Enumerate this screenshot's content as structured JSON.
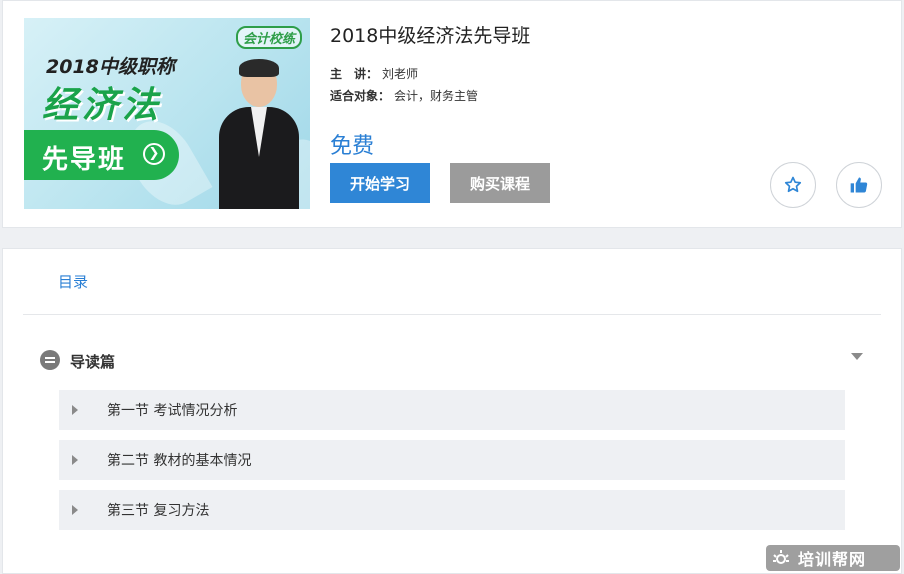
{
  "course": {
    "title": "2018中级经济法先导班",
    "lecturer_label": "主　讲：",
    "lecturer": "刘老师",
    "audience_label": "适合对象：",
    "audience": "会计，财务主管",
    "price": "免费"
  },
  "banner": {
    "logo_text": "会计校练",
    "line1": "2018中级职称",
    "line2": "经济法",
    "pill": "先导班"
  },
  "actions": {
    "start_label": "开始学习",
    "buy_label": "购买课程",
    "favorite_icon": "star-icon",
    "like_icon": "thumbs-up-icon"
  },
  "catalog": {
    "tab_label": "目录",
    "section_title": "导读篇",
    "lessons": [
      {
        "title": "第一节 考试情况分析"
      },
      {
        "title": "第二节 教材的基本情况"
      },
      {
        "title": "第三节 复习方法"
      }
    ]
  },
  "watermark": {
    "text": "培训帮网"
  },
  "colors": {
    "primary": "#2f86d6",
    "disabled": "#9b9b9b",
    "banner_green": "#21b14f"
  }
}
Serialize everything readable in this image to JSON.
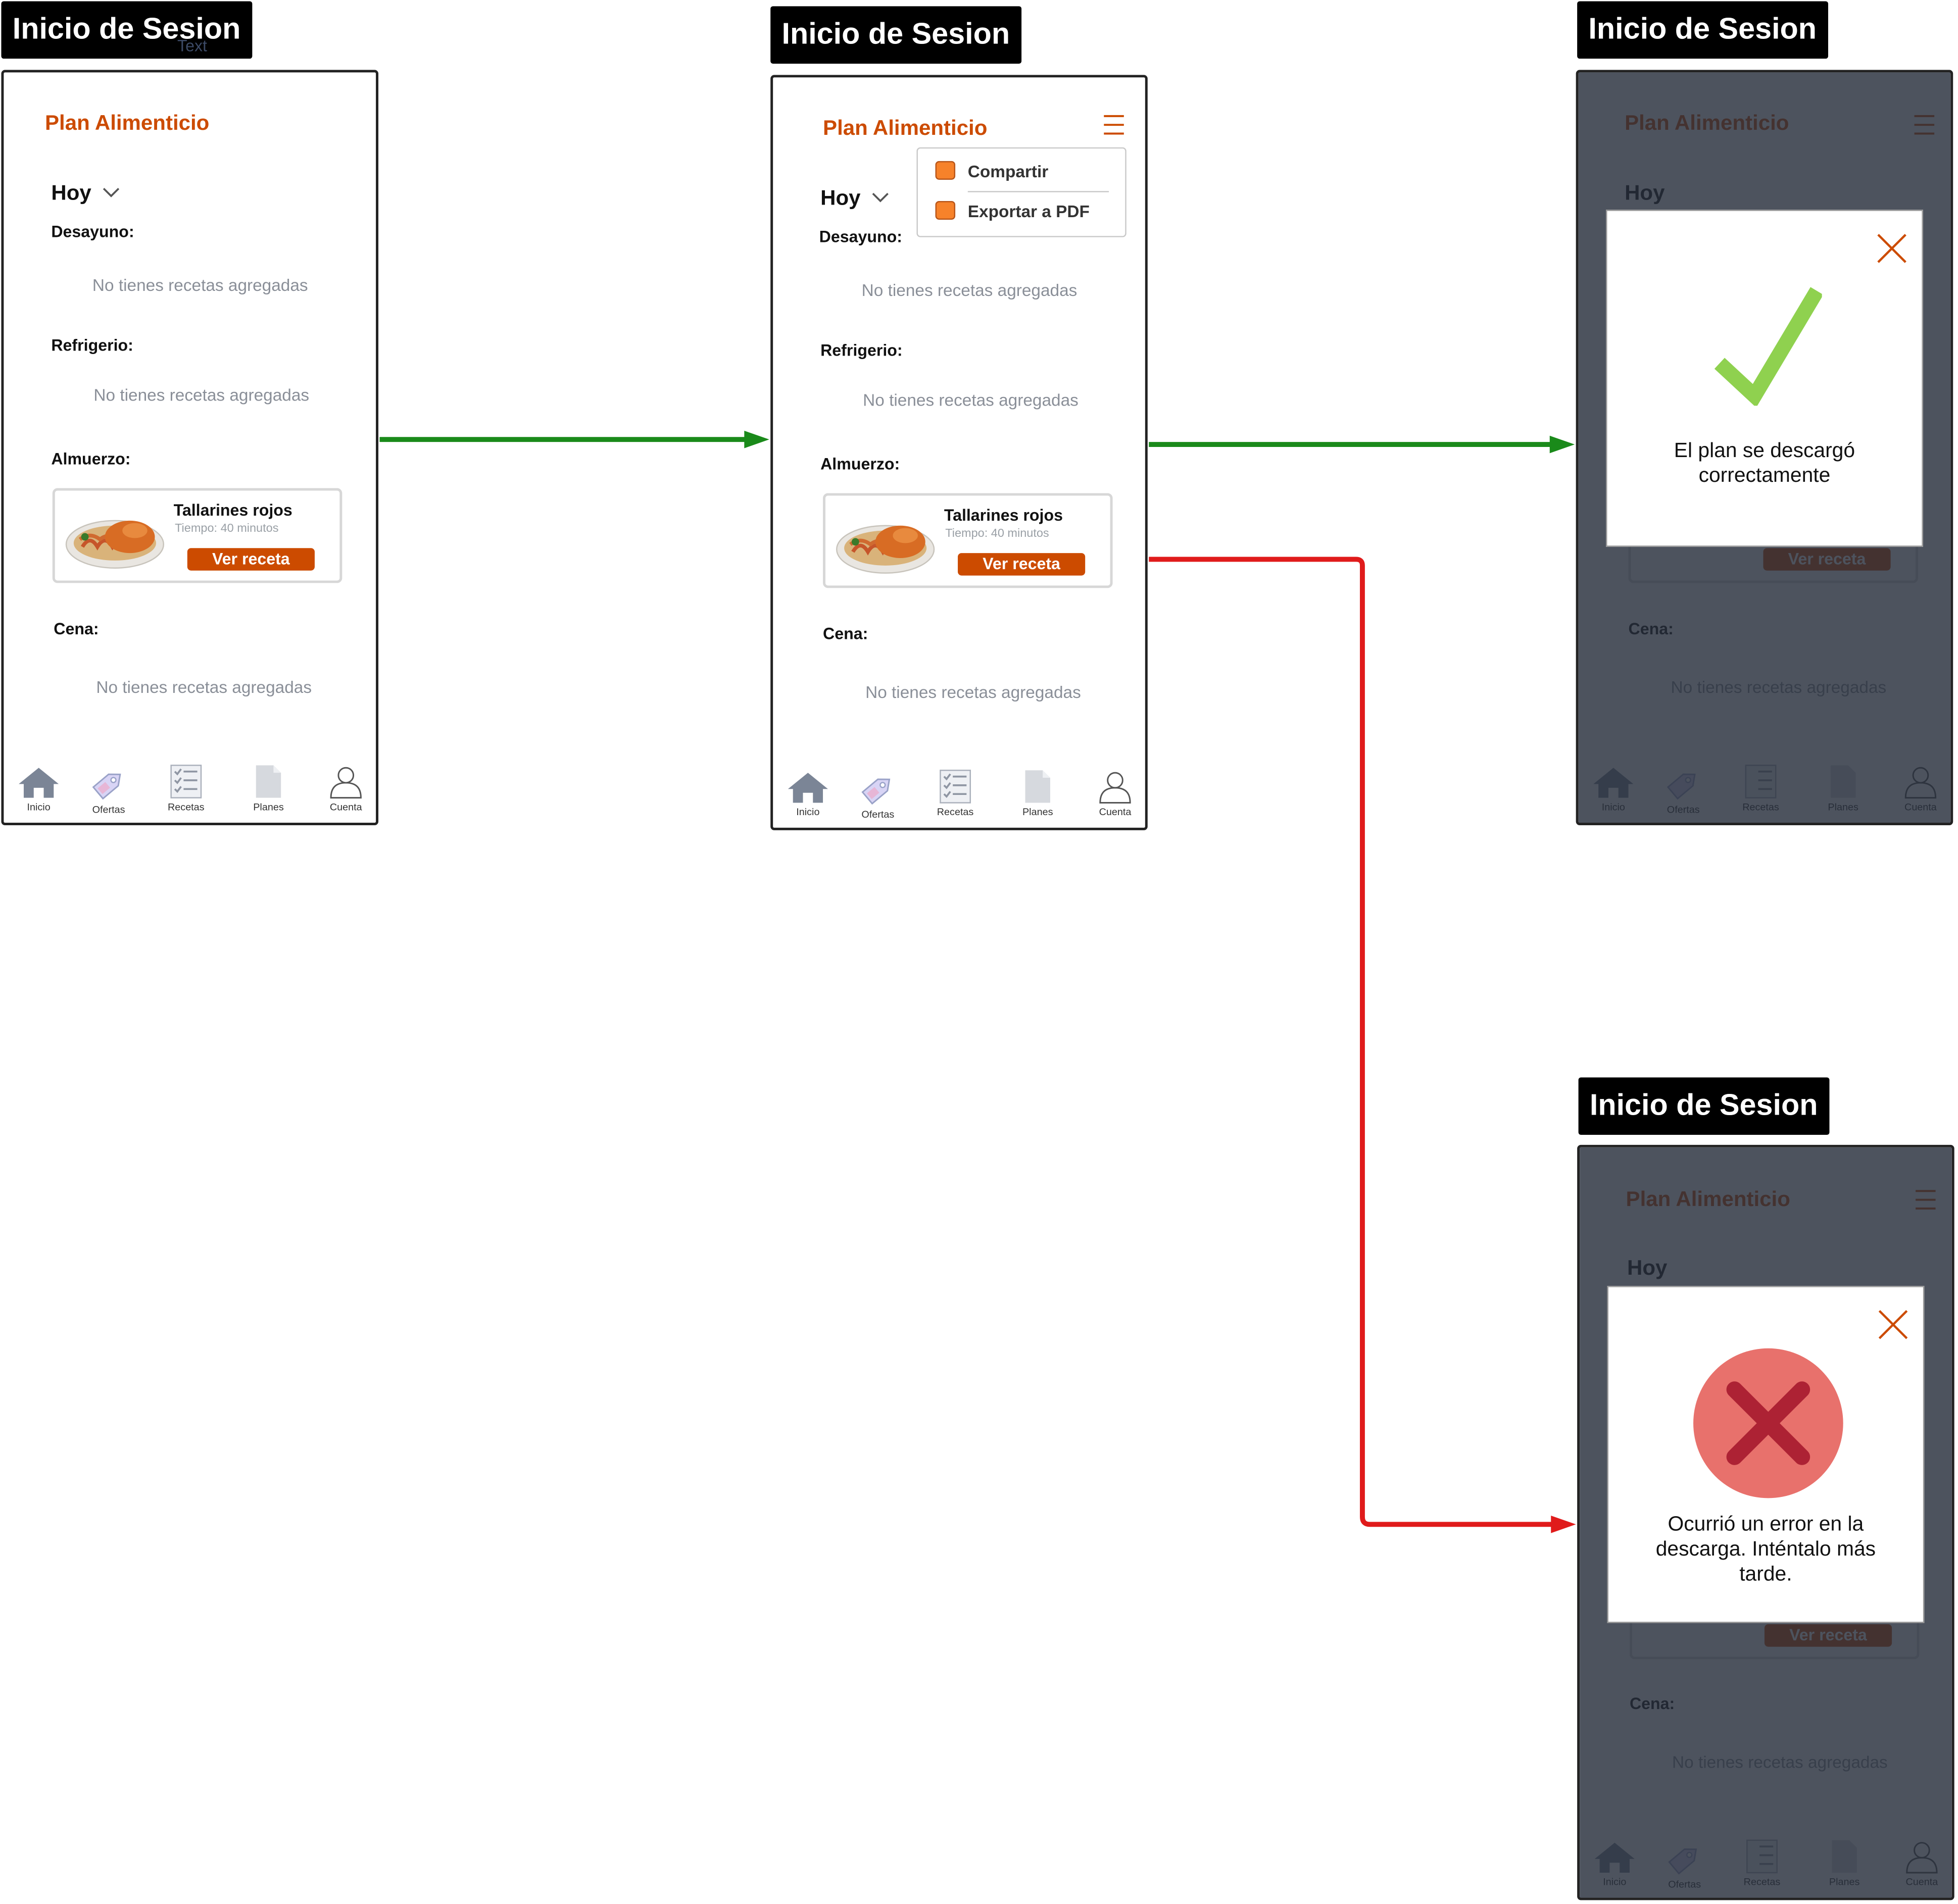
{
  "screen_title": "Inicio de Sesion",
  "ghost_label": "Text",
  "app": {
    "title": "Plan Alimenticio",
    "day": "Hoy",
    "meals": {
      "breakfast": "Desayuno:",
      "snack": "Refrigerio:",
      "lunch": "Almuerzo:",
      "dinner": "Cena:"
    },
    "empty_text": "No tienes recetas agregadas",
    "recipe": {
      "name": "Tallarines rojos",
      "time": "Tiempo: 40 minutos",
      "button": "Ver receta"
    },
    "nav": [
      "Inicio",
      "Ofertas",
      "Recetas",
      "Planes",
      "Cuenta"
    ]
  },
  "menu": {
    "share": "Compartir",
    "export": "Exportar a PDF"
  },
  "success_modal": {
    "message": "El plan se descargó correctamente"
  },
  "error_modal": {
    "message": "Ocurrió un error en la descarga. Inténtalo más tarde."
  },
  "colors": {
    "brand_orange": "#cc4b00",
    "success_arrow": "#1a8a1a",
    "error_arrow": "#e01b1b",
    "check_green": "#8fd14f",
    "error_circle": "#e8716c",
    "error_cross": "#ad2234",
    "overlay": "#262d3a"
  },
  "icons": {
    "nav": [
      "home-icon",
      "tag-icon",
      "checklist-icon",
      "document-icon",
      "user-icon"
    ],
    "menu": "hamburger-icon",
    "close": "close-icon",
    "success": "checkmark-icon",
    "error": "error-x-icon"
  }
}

● **REQUIREMENTS**: The records above need to be restated word for word, with the pictures left out.

● **RESULT OF THE EXERCISE**:
Enumerate this screenshot's content as structured JSON.
{
  "course": {
    "title": "2018中级经济法先导班",
    "lecturer_label": "主　讲：",
    "lecturer": "刘老师",
    "audience_label": "适合对象：",
    "audience": "会计，财务主管",
    "price": "免费"
  },
  "banner": {
    "logo_text": "会计校练",
    "line1": "2018中级职称",
    "line2": "经济法",
    "pill": "先导班"
  },
  "actions": {
    "start_label": "开始学习",
    "buy_label": "购买课程",
    "favorite_icon": "star-icon",
    "like_icon": "thumbs-up-icon"
  },
  "catalog": {
    "tab_label": "目录",
    "section_title": "导读篇",
    "lessons": [
      {
        "title": "第一节 考试情况分析"
      },
      {
        "title": "第二节 教材的基本情况"
      },
      {
        "title": "第三节 复习方法"
      }
    ]
  },
  "watermark": {
    "text": "培训帮网"
  },
  "colors": {
    "primary": "#2f86d6",
    "disabled": "#9b9b9b",
    "banner_green": "#21b14f"
  }
}
Serialize everything readable in this image to JSON.
{
  "screen_title": "Inicio de Sesion",
  "ghost_label": "Text",
  "app": {
    "title": "Plan Alimenticio",
    "day": "Hoy",
    "meals": {
      "breakfast": "Desayuno:",
      "snack": "Refrigerio:",
      "lunch": "Almuerzo:",
      "dinner": "Cena:"
    },
    "empty_text": "No tienes recetas agregadas",
    "recipe": {
      "name": "Tallarines rojos",
      "time": "Tiempo: 40 minutos",
      "button": "Ver receta"
    },
    "nav": [
      "Inicio",
      "Ofertas",
      "Recetas",
      "Planes",
      "Cuenta"
    ]
  },
  "menu": {
    "share": "Compartir",
    "export": "Exportar a PDF"
  },
  "success_modal": {
    "message": "El plan se descargó correctamente"
  },
  "error_modal": {
    "message": "Ocurrió un error en la descarga. Inténtalo más tarde."
  },
  "colors": {
    "brand_orange": "#cc4b00",
    "success_arrow": "#1a8a1a",
    "error_arrow": "#e01b1b",
    "check_green": "#8fd14f",
    "error_circle": "#e8716c",
    "error_cross": "#ad2234",
    "overlay": "#262d3a"
  },
  "icons": {
    "nav": [
      "home-icon",
      "tag-icon",
      "checklist-icon",
      "document-icon",
      "user-icon"
    ],
    "menu": "hamburger-icon",
    "close": "close-icon",
    "success": "checkmark-icon",
    "error": "error-x-icon"
  }
}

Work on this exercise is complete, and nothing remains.